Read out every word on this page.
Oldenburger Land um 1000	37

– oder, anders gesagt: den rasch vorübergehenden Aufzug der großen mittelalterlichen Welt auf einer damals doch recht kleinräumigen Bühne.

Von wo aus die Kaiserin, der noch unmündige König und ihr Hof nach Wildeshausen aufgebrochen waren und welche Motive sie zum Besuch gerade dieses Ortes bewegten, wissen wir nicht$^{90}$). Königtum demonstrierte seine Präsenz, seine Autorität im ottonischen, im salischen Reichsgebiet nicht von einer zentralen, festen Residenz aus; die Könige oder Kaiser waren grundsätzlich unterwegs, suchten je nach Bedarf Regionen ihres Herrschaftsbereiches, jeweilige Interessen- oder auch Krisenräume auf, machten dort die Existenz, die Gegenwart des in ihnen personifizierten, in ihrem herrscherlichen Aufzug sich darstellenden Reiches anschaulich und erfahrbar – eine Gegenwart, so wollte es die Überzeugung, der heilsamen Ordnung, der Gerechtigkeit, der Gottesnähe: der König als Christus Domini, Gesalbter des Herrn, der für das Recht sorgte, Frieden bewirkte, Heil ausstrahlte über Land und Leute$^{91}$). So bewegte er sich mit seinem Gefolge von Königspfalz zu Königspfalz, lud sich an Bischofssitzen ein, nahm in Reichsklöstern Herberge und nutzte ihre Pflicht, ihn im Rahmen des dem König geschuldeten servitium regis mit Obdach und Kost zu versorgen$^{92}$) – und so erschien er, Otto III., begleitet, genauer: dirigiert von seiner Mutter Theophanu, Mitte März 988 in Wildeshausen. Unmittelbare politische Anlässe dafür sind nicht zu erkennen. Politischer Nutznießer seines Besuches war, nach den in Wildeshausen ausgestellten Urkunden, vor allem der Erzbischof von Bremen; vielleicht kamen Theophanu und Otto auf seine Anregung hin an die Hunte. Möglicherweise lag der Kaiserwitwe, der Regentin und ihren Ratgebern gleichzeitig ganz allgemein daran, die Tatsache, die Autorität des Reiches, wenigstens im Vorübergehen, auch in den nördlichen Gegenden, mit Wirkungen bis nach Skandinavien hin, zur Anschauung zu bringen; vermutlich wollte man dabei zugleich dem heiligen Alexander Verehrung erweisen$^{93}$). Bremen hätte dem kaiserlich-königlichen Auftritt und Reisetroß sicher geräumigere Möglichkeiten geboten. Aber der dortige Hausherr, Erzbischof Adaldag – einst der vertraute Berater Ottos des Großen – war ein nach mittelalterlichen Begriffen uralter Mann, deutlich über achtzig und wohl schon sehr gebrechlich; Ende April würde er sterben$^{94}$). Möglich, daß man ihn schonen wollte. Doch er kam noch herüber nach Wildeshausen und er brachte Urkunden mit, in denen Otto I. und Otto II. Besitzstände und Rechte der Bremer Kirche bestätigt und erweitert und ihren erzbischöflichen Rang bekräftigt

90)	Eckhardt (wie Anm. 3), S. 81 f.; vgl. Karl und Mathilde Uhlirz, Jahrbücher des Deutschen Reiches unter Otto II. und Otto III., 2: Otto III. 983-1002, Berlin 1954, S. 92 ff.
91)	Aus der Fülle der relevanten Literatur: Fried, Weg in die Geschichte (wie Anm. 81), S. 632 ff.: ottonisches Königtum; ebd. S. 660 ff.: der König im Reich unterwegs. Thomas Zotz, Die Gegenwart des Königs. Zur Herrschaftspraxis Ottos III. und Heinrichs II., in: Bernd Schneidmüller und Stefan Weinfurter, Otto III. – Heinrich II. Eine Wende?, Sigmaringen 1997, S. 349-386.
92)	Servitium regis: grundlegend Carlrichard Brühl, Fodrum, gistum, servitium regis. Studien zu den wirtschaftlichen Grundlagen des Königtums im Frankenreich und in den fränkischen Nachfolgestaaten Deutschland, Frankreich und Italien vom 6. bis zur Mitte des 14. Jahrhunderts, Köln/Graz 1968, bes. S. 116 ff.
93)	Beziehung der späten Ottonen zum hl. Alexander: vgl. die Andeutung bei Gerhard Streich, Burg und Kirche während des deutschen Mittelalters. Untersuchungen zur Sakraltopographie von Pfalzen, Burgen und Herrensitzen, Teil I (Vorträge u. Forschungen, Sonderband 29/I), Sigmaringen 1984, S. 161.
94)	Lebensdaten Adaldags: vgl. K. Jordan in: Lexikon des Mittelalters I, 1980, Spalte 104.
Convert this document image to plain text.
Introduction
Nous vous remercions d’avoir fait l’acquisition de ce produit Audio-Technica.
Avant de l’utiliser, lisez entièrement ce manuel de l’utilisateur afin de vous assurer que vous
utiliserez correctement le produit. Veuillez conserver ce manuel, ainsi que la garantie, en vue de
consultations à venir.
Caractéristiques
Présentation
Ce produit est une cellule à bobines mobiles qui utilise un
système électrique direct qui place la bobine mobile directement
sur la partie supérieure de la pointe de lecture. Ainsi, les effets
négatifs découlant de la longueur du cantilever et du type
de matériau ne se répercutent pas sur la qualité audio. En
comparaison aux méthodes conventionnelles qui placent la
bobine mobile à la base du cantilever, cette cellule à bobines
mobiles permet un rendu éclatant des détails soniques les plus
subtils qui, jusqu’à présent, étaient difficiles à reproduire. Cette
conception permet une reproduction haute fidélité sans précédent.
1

^^^^^^^^

__Work required__
Tally the lines in the entries above that hold the word "permet". Reply with nothing but that count.

__Correct result__
2